Stored items:
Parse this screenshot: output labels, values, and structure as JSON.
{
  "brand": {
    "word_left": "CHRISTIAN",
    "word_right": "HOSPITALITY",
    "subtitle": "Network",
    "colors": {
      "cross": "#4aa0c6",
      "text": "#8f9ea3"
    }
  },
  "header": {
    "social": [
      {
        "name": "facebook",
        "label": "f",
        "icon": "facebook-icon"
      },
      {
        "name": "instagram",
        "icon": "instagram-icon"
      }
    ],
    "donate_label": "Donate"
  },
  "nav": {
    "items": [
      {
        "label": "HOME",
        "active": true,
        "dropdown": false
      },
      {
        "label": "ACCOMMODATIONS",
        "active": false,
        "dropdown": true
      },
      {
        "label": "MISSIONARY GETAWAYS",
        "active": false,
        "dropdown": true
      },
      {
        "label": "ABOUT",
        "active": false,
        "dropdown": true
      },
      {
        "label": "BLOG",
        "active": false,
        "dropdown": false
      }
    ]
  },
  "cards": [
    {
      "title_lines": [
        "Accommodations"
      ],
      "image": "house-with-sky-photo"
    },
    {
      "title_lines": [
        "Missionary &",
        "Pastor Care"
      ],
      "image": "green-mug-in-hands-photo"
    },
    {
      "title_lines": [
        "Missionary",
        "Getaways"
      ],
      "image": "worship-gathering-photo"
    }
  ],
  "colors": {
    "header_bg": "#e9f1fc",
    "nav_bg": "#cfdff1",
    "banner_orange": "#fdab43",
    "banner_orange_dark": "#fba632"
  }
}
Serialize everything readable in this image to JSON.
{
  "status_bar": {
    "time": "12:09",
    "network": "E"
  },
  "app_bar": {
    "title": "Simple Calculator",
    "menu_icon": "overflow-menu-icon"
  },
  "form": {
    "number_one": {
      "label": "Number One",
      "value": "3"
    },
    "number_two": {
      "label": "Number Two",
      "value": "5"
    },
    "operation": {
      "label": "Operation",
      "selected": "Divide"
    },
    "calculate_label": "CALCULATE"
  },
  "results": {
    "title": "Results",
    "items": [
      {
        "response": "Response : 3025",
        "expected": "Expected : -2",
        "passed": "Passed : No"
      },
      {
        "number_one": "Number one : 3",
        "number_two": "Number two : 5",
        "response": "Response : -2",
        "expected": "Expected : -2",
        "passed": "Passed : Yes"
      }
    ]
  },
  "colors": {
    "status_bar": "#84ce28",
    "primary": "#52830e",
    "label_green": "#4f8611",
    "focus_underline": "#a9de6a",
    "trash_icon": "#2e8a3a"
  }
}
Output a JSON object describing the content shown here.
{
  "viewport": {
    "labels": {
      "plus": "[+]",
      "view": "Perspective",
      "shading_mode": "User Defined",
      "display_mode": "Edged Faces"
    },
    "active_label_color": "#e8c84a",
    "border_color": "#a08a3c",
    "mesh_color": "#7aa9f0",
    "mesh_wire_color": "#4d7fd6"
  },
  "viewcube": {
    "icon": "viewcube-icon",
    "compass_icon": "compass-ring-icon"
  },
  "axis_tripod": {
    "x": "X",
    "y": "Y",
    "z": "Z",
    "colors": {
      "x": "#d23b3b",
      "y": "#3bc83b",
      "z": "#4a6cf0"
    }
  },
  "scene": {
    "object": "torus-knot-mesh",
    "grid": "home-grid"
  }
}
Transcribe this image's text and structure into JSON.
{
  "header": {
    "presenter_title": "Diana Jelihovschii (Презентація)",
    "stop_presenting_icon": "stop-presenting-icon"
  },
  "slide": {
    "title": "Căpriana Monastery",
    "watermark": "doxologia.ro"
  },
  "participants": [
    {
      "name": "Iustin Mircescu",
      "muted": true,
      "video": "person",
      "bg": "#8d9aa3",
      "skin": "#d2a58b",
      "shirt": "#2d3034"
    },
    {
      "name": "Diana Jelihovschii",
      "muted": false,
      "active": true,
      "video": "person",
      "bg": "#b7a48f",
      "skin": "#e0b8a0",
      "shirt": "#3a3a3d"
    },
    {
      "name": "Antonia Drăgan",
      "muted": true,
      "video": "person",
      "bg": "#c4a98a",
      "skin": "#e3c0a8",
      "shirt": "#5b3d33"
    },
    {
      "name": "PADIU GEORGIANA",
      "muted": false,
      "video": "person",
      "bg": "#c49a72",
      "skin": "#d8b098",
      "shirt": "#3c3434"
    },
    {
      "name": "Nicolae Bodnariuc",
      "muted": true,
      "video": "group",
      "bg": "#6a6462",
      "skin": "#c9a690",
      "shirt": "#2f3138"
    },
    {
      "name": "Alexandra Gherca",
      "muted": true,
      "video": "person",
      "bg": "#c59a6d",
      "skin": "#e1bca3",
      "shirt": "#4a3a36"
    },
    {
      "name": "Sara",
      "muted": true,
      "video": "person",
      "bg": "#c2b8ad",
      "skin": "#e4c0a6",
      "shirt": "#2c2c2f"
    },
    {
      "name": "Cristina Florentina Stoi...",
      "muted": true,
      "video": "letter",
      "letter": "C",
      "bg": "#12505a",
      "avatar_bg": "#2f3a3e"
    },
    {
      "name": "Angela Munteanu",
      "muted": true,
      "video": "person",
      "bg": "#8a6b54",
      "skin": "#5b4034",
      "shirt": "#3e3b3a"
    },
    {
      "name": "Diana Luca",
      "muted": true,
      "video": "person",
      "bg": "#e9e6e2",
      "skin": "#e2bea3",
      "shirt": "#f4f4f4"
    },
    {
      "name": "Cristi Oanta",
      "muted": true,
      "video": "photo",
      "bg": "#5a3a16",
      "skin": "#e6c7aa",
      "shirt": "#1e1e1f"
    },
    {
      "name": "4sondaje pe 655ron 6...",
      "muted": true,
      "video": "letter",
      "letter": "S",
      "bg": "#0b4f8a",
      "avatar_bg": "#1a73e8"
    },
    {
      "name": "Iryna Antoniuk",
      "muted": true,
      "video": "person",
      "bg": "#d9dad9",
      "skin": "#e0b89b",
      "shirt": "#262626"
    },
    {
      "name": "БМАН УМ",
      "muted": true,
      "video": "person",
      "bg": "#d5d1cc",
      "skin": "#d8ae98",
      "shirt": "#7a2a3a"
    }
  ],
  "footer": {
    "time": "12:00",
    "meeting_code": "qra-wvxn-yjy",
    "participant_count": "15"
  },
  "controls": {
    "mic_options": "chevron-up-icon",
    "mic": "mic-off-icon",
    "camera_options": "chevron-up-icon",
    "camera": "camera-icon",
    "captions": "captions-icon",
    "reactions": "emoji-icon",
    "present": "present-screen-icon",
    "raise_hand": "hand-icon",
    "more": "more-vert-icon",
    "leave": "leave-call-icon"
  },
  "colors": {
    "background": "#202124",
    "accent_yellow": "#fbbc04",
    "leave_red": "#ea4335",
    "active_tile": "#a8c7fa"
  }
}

- _GIVEN EXERCISE_:
The listing above must be transcribed exactly, line by line.

- _OUTPUT FOR THIS TASK_:
Parse this screenshot: output labels, values, and structure as JSON.
{
  "brand": {
    "word_left": "CHRISTIAN",
    "word_right": "HOSPITALITY",
    "subtitle": "Network",
    "colors": {
      "cross": "#4aa0c6",
      "text": "#8f9ea3"
    }
  },
  "header": {
    "social": [
      {
        "name": "facebook",
        "label": "f",
        "icon": "facebook-icon"
      },
      {
        "name": "instagram",
        "icon": "instagram-icon"
      }
    ],
    "donate_label": "Donate"
  },
  "nav": {
    "items": [
      {
        "label": "HOME",
        "active": true,
        "dropdown": false
      },
      {
        "label": "ACCOMMODATIONS",
        "active": false,
        "dropdown": true
      },
      {
        "label": "MISSIONARY GETAWAYS",
        "active": false,
        "dropdown": true
      },
      {
        "label": "ABOUT",
        "active": false,
        "dropdown": true
      },
      {
        "label": "BLOG",
        "active": false,
        "dropdown": false
      }
    ]
  },
  "cards": [
    {
      "title_lines": [
        "Accommodations"
      ],
      "image": "house-with-sky-photo"
    },
    {
      "title_lines": [
        "Missionary &",
        "Pastor Care"
      ],
      "image": "green-mug-in-hands-photo"
    },
    {
      "title_lines": [
        "Missionary",
        "Getaways"
      ],
      "image": "worship-gathering-photo"
    }
  ],
  "colors": {
    "header_bg": "#e9f1fc",
    "nav_bg": "#cfdff1",
    "banner_orange": "#fdab43",
    "banner_orange_dark": "#fba632"
  }
}
Serialize everything readable in this image to JSON.
{
  "status_bar": {
    "time": "12:09",
    "network": "E"
  },
  "app_bar": {
    "title": "Simple Calculator",
    "menu_icon": "overflow-menu-icon"
  },
  "form": {
    "number_one": {
      "label": "Number One",
      "value": "3"
    },
    "number_two": {
      "label": "Number Two",
      "value": "5"
    },
    "operation": {
      "label": "Operation",
      "selected": "Divide"
    },
    "calculate_label": "CALCULATE"
  },
  "results": {
    "title": "Results",
    "items": [
      {
        "response": "Response : 3025",
        "expected": "Expected : -2",
        "passed": "Passed : No"
      },
      {
        "number_one": "Number one : 3",
        "number_two": "Number two : 5",
        "response": "Response : -2",
        "expected": "Expected : -2",
        "passed": "Passed : Yes"
      }
    ]
  },
  "colors": {
    "status_bar": "#84ce28",
    "primary": "#52830e",
    "label_green": "#4f8611",
    "focus_underline": "#a9de6a",
    "trash_icon": "#2e8a3a"
  }
}
Output a JSON object describing the content shown here.
{
  "viewport": {
    "labels": {
      "plus": "[+]",
      "view": "Perspective",
      "shading_mode": "User Defined",
      "display_mode": "Edged Faces"
    },
    "active_label_color": "#e8c84a",
    "border_color": "#a08a3c",
    "mesh_color": "#7aa9f0",
    "mesh_wire_color": "#4d7fd6"
  },
  "viewcube": {
    "icon": "viewcube-icon",
    "compass_icon": "compass-ring-icon"
  },
  "axis_tripod": {
    "x": "X",
    "y": "Y",
    "z": "Z",
    "colors": {
      "x": "#d23b3b",
      "y": "#3bc83b",
      "z": "#4a6cf0"
    }
  },
  "scene": {
    "object": "torus-knot-mesh",
    "grid": "home-grid"
  }
}
Transcribe this image's text and structure into JSON.
{
  "header": {
    "presenter_title": "Diana Jelihovschii (Презентація)",
    "stop_presenting_icon": "stop-presenting-icon"
  },
  "slide": {
    "title": "Căpriana Monastery",
    "watermark": "doxologia.ro"
  },
  "participants": [
    {
      "name": "Iustin Mircescu",
      "muted": true,
      "video": "person",
      "bg": "#8d9aa3",
      "skin": "#d2a58b",
      "shirt": "#2d3034"
    },
    {
      "name": "Diana Jelihovschii",
      "muted": false,
      "active": true,
      "video": "person",
      "bg": "#b7a48f",
      "skin": "#e0b8a0",
      "shirt": "#3a3a3d"
    },
    {
      "name": "Antonia Drăgan",
      "muted": true,
      "video": "person",
      "bg": "#c4a98a",
      "skin": "#e3c0a8",
      "shirt": "#5b3d33"
    },
    {
      "name": "PADIU GEORGIANA",
      "muted": false,
      "video": "person",
      "bg": "#c49a72",
      "skin": "#d8b098",
      "shirt": "#3c3434"
    },
    {
      "name": "Nicolae Bodnariuc",
      "muted": true,
      "video": "group",
      "bg": "#6a6462",
      "skin": "#c9a690",
      "shirt": "#2f3138"
    },
    {
      "name": "Alexandra Gherca",
      "muted": true,
      "video": "person",
      "bg": "#c59a6d",
      "skin": "#e1bca3",
      "shirt": "#4a3a36"
    },
    {
      "name": "Sara",
      "muted": true,
      "video": "person",
      "bg": "#c2b8ad",
      "skin": "#e4c0a6",
      "shirt": "#2c2c2f"
    },
    {
      "name": "Cristina Florentina Stoi...",
      "muted": true,
      "video": "letter",
      "letter": "C",
      "bg": "#12505a",
      "avatar_bg": "#2f3a3e"
    },
    {
      "name": "Angela Munteanu",
      "muted": true,
      "video": "person",
      "bg": "#8a6b54",
      "skin": "#5b4034",
      "shirt": "#3e3b3a"
    },
    {
      "name": "Diana Luca",
      "muted": true,
      "video": "person",
      "bg": "#e9e6e2",
      "skin": "#e2bea3",
      "shirt": "#f4f4f4"
    },
    {
      "name": "Cristi Oanta",
      "muted": true,
      "video": "photo",
      "bg": "#5a3a16",
      "skin": "#e6c7aa",
      "shirt": "#1e1e1f"
    },
    {
      "name": "4sondaje pe 655ron 6...",
      "muted": true,
      "video": "letter",
      "letter": "S",
      "bg": "#0b4f8a",
      "avatar_bg": "#1a73e8"
    },
    {
      "name": "Iryna Antoniuk",
      "muted": true,
      "video": "person",
      "bg": "#d9dad9",
      "skin": "#e0b89b",
      "shirt": "#262626"
    },
    {
      "name": "БМАН УМ",
      "muted": true,
      "video": "person",
      "bg": "#d5d1cc",
      "skin": "#d8ae98",
      "shirt": "#7a2a3a"
    }
  ],
  "footer": {
    "time": "12:00",
    "meeting_code": "qra-wvxn-yjy",
    "participant_count": "15"
  },
  "controls": {
    "mic_options": "chevron-up-icon",
    "mic": "mic-off-icon",
    "camera_options": "chevron-up-icon",
    "camera": "camera-icon",
    "captions": "captions-icon",
    "reactions": "emoji-icon",
    "present": "present-screen-icon",
    "raise_hand": "hand-icon",
    "more": "more-vert-icon",
    "leave": "leave-call-icon"
  },
  "colors": {
    "background": "#202124",
    "accent_yellow": "#fbbc04",
    "leave_red": "#ea4335",
    "active_tile": "#a8c7fa"
  }
}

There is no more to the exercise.